# Aim of the exercise
Write out, precisely and in full, each line of the material.

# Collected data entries
□ □ □ □

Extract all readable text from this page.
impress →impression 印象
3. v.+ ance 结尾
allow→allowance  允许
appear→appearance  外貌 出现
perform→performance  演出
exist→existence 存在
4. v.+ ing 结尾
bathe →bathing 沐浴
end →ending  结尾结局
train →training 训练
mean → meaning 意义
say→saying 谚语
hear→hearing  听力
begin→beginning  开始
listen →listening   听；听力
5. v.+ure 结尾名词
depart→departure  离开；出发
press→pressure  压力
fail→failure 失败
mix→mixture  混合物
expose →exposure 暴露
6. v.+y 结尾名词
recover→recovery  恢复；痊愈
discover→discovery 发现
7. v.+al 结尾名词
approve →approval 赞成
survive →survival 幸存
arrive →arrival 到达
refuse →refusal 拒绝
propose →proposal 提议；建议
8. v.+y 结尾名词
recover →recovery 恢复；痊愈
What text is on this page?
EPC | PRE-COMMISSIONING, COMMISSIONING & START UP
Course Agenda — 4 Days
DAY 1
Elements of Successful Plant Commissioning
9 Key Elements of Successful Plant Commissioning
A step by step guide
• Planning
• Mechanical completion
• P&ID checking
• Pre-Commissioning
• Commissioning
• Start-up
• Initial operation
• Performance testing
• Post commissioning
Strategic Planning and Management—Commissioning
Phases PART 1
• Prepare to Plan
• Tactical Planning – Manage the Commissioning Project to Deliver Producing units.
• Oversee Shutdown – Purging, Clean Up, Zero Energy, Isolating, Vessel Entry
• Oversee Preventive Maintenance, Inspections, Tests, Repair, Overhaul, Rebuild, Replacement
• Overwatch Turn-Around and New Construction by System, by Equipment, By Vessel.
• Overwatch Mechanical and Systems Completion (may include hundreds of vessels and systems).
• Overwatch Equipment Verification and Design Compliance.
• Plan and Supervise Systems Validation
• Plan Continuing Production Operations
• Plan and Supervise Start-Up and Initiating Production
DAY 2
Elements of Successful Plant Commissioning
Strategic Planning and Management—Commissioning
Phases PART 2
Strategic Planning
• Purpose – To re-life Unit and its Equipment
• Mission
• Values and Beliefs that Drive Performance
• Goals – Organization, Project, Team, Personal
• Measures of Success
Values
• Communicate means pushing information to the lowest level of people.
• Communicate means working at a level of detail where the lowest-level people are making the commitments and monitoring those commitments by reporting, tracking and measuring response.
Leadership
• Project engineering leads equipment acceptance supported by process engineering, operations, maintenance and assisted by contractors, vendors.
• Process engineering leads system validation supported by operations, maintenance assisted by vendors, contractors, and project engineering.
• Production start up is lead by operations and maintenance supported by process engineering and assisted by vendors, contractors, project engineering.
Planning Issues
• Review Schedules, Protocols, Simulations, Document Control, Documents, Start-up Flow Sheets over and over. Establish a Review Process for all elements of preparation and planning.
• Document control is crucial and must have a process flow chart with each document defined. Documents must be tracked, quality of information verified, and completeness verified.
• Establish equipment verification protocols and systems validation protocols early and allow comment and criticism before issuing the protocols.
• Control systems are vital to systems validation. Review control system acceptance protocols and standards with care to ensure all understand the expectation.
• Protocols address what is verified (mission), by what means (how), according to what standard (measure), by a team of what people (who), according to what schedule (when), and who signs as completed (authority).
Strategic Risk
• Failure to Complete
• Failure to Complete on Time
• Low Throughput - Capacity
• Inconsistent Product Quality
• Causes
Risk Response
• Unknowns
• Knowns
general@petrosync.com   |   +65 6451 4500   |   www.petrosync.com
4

□ □ □ □

# Response to this exercise
Extract all readable text from this page.
impress →impression 印象
3. v.+ ance 结尾
allow→allowance  允许
appear→appearance  外貌 出现
perform→performance  演出
exist→existence 存在
4. v.+ ing 结尾
bathe →bathing 沐浴
end →ending  结尾结局
train →training 训练
mean → meaning 意义
say→saying 谚语
hear→hearing  听力
begin→beginning  开始
listen →listening   听；听力
5. v.+ure 结尾名词
depart→departure  离开；出发
press→pressure  压力
fail→failure 失败
mix→mixture  混合物
expose →exposure 暴露
6. v.+y 结尾名词
recover→recovery  恢复；痊愈
discover→discovery 发现
7. v.+al 结尾名词
approve →approval 赞成
survive →survival 幸存
arrive →arrival 到达
refuse →refusal 拒绝
propose →proposal 提议；建议
8. v.+y 结尾名词
recover →recovery 恢复；痊愈
What text is on this page?
EPC | PRE-COMMISSIONING, COMMISSIONING & START UP
Course Agenda — 4 Days
DAY 1
Elements of Successful Plant Commissioning
9 Key Elements of Successful Plant Commissioning
A step by step guide
• Planning
• Mechanical completion
• P&ID checking
• Pre-Commissioning
• Commissioning
• Start-up
• Initial operation
• Performance testing
• Post commissioning
Strategic Planning and Management—Commissioning
Phases PART 1
• Prepare to Plan
• Tactical Planning – Manage the Commissioning Project to Deliver Producing units.
• Oversee Shutdown – Purging, Clean Up, Zero Energy, Isolating, Vessel Entry
• Oversee Preventive Maintenance, Inspections, Tests, Repair, Overhaul, Rebuild, Replacement
• Overwatch Turn-Around and New Construction by System, by Equipment, By Vessel.
• Overwatch Mechanical and Systems Completion (may include hundreds of vessels and systems).
• Overwatch Equipment Verification and Design Compliance.
• Plan and Supervise Systems Validation
• Plan Continuing Production Operations
• Plan and Supervise Start-Up and Initiating Production
DAY 2
Elements of Successful Plant Commissioning
Strategic Planning and Management—Commissioning
Phases PART 2
Strategic Planning
• Purpose – To re-life Unit and its Equipment
• Mission
• Values and Beliefs that Drive Performance
• Goals – Organization, Project, Team, Personal
• Measures of Success
Values
• Communicate means pushing information to the lowest level of people.
• Communicate means working at a level of detail where the lowest-level people are making the commitments and monitoring those commitments by reporting, tracking and measuring response.
Leadership
• Project engineering leads equipment acceptance supported by process engineering, operations, maintenance and assisted by contractors, vendors.
• Process engineering leads system validation supported by operations, maintenance assisted by vendors, contractors, and project engineering.
• Production start up is lead by operations and maintenance supported by process engineering and assisted by vendors, contractors, project engineering.
Planning Issues
• Review Schedules, Protocols, Simulations, Document Control, Documents, Start-up Flow Sheets over and over. Establish a Review Process for all elements of preparation and planning.
• Document control is crucial and must have a process flow chart with each document defined. Documents must be tracked, quality of information verified, and completeness verified.
• Establish equipment verification protocols and systems validation protocols early and allow comment and criticism before issuing the protocols.
• Control systems are vital to systems validation. Review control system acceptance protocols and standards with care to ensure all understand the expectation.
• Protocols address what is verified (mission), by what means (how), according to what standard (measure), by a team of what people (who), according to what schedule (when), and who signs as completed (authority).
Strategic Risk
• Failure to Complete
• Failure to Complete on Time
• Low Throughput - Capacity
• Inconsistent Product Quality
• Causes
Risk Response
• Unknowns
• Knowns
general@petrosync.com   |   +65 6451 4500   |   www.petrosync.com
4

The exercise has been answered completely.